___ RECORDS SUPPLIED ___

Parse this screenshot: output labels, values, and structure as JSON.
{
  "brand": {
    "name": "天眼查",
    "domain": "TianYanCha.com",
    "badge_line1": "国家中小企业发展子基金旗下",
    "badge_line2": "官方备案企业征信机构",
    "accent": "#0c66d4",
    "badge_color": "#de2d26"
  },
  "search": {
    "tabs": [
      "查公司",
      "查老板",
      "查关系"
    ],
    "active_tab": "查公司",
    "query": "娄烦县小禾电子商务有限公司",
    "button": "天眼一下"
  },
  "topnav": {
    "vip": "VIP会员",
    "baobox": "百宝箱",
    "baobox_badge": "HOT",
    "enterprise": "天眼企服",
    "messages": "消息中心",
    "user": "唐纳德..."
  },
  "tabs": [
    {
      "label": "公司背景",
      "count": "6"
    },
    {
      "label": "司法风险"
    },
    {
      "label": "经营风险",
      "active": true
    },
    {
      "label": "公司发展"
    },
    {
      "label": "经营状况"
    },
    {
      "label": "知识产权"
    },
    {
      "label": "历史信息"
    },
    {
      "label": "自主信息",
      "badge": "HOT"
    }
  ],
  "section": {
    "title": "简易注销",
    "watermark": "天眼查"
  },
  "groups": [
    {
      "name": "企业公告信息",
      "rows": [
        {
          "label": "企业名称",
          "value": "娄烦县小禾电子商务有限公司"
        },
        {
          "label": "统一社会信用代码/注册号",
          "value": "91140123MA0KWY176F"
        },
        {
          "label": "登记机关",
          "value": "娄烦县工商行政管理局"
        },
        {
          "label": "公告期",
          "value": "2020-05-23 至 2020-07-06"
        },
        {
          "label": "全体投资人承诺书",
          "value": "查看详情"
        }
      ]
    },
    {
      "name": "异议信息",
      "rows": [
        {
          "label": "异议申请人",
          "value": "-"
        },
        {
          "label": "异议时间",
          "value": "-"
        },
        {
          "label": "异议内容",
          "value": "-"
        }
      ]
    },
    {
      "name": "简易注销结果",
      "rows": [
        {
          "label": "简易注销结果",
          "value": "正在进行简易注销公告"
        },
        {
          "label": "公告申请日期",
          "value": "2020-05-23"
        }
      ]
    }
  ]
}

___

#### AIM
Tell how many lines of the data include the word "name", and nothing else.

#### SOLUTION FOR THIS TASK
4